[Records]
%%
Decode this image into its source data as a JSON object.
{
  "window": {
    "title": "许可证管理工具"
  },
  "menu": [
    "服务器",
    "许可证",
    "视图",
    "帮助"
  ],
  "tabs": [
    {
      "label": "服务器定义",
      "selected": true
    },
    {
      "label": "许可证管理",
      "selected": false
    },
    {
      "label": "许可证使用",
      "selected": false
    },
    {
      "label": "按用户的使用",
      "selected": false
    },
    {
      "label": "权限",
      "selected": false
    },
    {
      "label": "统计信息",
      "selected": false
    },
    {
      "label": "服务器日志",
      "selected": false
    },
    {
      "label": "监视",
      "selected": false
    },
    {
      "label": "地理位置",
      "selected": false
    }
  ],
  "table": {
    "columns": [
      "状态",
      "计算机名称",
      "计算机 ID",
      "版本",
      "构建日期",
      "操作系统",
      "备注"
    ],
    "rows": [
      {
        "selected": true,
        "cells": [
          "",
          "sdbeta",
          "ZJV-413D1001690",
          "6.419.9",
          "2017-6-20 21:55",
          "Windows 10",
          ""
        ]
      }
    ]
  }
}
%%
● **What is needed**:
Each entry above needs to be retyped exactly.

● **Output of the exercise**:
Decode this image into its source data as a JSON object.
{
  "window": {
    "title": "许可证管理工具"
  },
  "menu": [
    "服务器",
    "许可证",
    "视图",
    "帮助"
  ],
  "tabs": [
    {
      "label": "服务器定义",
      "selected": true
    },
    {
      "label": "许可证管理",
      "selected": false
    },
    {
      "label": "许可证使用",
      "selected": false
    },
    {
      "label": "按用户的使用",
      "selected": false
    },
    {
      "label": "权限",
      "selected": false
    },
    {
      "label": "统计信息",
      "selected": false
    },
    {
      "label": "服务器日志",
      "selected": false
    },
    {
      "label": "监视",
      "selected": false
    },
    {
      "label": "地理位置",
      "selected": false
    }
  ],
  "table": {
    "columns": [
      "状态",
      "计算机名称",
      "计算机 ID",
      "版本",
      "构建日期",
      "操作系统",
      "备注"
    ],
    "rows": [
      {
        "selected": true,
        "cells": [
          "",
          "sdbeta",
          "ZJV-413D1001690",
          "6.419.9",
          "2017-6-20 21:55",
          "Windows 10",
          ""
        ]
      }
    ]
  }
}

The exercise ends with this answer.